===== AUSGEWÄHLTER AUSZUG =====

Bußritus vollzogen

Wir danken Bischof Konrad Zdarsa für seinen Beistand

Bellenberg, 1. April 2017 Bischof Dr. Konrad Zdarsa hat gestern Abend in unseren beiden Kirchen in Vöhringen und Bellenberg den Bußritus vollzogen. Diese besondere Form der Liturgie war erforderlich geworden, nachdem vor einigen Wochen die Kirchenräume und Statuen teilweise großflächig beschmiert worden waren. In „Unsere Liebe Frau vom Rosenkranz“ Bellenberg wurde dabei auch der Altarraum nicht verschont und mit satanistischen Parolen geschändet. Das Kirchenrecht sieht für solche Fälle einen Bußritus durch den Diözesanbischof vor.

Roland Furthmair

In  seiner Predigt betonte Bischof Konrad gestern Abend vor den Gläubigen in Bellenberg, der Bußritus sei „ein ausdrückliches Bekenntnis unserer Entschlossenheit, dass wir nicht einfach hinnehmen werden, wenn unser Glauben und unser Glaubensleben verspottet, geschmäht, ausgegrenzt und angegriffen werden.“ Der Bußritus sei ein Zeichen, das ebenso gut und gern als unser Aufschrei übersetzt und verstanden werden sollte. In den Gotteshäusern seien wertvolle Bilder und Skulpturen verunstaltet und beschädigt worden. Sie könnten restauriert und repariert werden, wenn auch mit hohem auch finanziellen Aufwand. „Aber wer schreit denn von uns, wenn die Ebenbilder Gottes zu Hunderttausenden schon im Mutterleib zerstückelt und zerstört, dem Hungertod und Bombenhagel ausgeliefert und wegen ihres Glaubens verfolgt und vertrieben, grausam gequält, gefoltert und öffentlich hingerichtet werden?“, fragte er.

Und Bischof Konrad weiter: „Welchen Bußritus vollziehen wir denn für die unzähligen zerstörten und geschändeten Kirchen und Gotteshäuser unserer Schwestern und Brüder gerade einmal zwei, drei Flugstunden von hier entfernt?“ Es gebe keinen Grund, diese Verletzung der Gefühle der Gläubigen, den hohen materiellen Schaden und den ausdrücklich manifestierten Hass auf Glauben und Kirche von vornherein kleinzureden und zu verharmlosen. Die Anzeige bei der Polizei und die Verfolgung durch die Justiz seien mehr als gerechtfertigt. Und doch müssten wir diese Untat der Kirchenschändung genauer übersetzen und uns fragen: „Muss sie nicht doch als ein Aufschrei verstanden werden über die Erfahrung von Ungerechtigkeit und Sinnlosigkeit, Ohnmacht, Hoffnungslosigkeit und Ausweglosigkeit der eigenen Existenz?“

Der Bußritus in „Unsere Liebe Frau vom Rosenkranz“ wurde im Rahmen einer abendlichen Eucharistiefeier vollzogen. Als Zeichen der Buße hatten Bischof Konrad und die anderen Priester Gewänder in violetter Farbe angelegt, also die auch in der österlichen Bußzeit übliche liturgische Farbe. Ebenfalls als Zeichen der Buße war der Altar abgedeckt, alle Zeichen der Freude und der Festlichkeit wie brennende Lichter und Altartücher waren entfernt.

===== AUSZUG AUS DATENSATZ =====

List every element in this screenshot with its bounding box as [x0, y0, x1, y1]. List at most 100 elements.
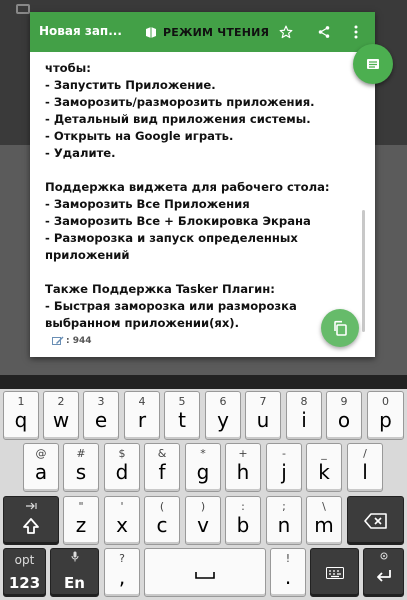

=====

Gib für jede der folgenden Aussagen an, ob sie mit dem Bericht über den Bußritus übereinstimmt, und belege dein Ja oder Nein mit den entscheidenden Worten des Berichts als wörtlichem Zitat: (a) Der Bußritus in Bellenberg fand während einer abendlichen Eucharistiefeier statt. (b) Die Priester trugen beim Bußritus weiße Gewänder. (c) Laut Kirchenrecht vollzieht in solchen Fällen der Ortspfarrer den Bußritus.

(a) Ja: „wurde im Rahmen einer abendlichen Eucharistiefeier vollzogen“
(b) Nein: „hatten Bischof Konrad und die anderen Priester Gewänder in violetter Farbe angelegt“
(c) Nein: „Das Kirchenrecht sieht für solche Fälle einen Bußritus durch den Diözesanbischof vor.“